◆ **Extract provided**
## BEGIN

Metadata-Version: 2.4
Name: gau-python-next
Version: 2.3.0
Summary: A Python tool to fetch known URLs from AlienVault, Wayback Machine, Common Crawl, and URLScan.
Author-email: H3xano <h3xano@gmail.com>
Project-URL: Homepage, https://github.com/H3xano/gau-python
Project-URL: Bug Tracker, https://github.com/H3xano/gau-python/issues
Keywords: recon,bug bounty,urls,gau,security
Classifier: Programming Language :: Python :: 3
Classifier: License :: OSI Approved :: MIT License
Classifier: Operating System :: OS Independent
Classifier: Topic :: Internet :: WWW/HTTP
Classifier: Topic :: Security
Classifier: Topic :: Utilities
Requires-Python: >=3.8
Description-Content-Type: text/markdown
License-File: LICENSE
Requires-Dist: httpx[http2]
Requires-Dist: tomli
Requires-Dist: loguru
Requires-Dist: aiofiles
Dynamic: license-file

# gau-python (Get All URLs - Python)

[![License: MIT](https://img.shields.io/badge/License-MIT-yellow.svg)](https://opensource.org/licenses/MIT)
![Python Version](https://img.shields.io/badge/python-3.8+-blue.svg)

## END

◆ **Problems to solve**
a. What is the minimum Python version that the gau-python-next package metadata requires?
b. Continue the gau-python package description from the point where it stops.

◆ **Region boundary data**
## BEGIN

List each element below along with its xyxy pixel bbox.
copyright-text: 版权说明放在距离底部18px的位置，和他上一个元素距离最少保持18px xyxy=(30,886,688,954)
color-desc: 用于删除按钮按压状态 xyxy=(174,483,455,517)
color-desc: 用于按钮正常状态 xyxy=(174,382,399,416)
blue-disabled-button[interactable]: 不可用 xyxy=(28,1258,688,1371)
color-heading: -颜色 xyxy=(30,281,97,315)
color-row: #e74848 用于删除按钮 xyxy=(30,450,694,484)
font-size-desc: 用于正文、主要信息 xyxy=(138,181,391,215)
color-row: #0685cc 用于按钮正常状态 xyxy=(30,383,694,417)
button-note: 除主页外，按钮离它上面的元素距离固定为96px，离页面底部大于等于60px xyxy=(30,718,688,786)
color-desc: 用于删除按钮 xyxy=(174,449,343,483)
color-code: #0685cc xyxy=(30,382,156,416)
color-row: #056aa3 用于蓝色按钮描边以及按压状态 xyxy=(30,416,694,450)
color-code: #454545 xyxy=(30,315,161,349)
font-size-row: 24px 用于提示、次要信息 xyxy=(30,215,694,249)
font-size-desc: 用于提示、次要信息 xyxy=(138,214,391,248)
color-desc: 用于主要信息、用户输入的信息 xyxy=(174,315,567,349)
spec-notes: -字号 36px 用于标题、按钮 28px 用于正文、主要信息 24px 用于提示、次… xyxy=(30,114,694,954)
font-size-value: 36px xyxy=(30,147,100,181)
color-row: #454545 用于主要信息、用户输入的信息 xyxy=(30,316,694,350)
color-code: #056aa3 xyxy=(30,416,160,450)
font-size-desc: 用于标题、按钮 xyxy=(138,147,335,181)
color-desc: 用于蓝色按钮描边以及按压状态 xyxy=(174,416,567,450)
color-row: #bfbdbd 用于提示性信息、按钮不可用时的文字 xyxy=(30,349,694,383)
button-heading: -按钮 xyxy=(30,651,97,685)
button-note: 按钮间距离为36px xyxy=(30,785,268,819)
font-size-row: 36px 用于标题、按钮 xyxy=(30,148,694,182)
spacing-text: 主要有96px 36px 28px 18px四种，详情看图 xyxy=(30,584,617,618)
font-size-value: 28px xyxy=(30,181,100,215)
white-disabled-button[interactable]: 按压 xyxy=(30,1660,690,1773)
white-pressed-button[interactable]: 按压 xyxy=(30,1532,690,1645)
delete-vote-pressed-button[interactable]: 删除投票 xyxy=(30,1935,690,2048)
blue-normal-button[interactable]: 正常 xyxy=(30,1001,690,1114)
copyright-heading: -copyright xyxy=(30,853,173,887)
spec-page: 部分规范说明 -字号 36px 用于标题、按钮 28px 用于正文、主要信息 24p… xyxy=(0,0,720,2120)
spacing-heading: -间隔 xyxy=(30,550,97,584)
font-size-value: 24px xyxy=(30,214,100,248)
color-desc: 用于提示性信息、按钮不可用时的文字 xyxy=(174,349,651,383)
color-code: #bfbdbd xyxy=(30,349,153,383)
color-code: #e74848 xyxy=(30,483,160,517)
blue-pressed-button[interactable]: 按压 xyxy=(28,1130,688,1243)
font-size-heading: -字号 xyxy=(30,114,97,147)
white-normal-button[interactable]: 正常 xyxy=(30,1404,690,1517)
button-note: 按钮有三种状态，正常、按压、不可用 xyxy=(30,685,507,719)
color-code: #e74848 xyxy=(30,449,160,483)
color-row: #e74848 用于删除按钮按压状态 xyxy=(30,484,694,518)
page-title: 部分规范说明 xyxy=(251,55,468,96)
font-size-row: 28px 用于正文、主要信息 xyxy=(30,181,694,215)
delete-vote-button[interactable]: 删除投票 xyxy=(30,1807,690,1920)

## END

◆ **Solved problems**
a. Python 3.8 or later (>=3.8).

b.
An asynchronous Python port of the original `gau` (GetAllUrls) by `lc`. This tool fetches known URLs from AlienVault's Open Threat Exchange (OTX), the Wayback Machine, Common Crawl, and URLScan for any given domain.

This version is designed to be used both as a powerful command-line tool and as a flexible library in other Python projects.

## Features

-   **Fast and Asynchronous:** Built with `asyncio` and `httpx` to fetch from all providers concurrently.
-   **Multiple Providers:** Gathers data from Wayback Machine, OTX, Common Crawl, and URLScan.io.
-   **CLI and Library:** Use it directly from your terminal or `import get_urls` in your own scripts.
-   **Rich Filtering:** Filter results by date, status code, MIME type, and file extension blacklists.
-   **Resilient:** Includes automatic retries with exponential backoff to handle network errors and API rate limits.
-   **Installable Package:** A proper Python package that can be installed with `pip`.

## Installation

### From PyPI (Recommended)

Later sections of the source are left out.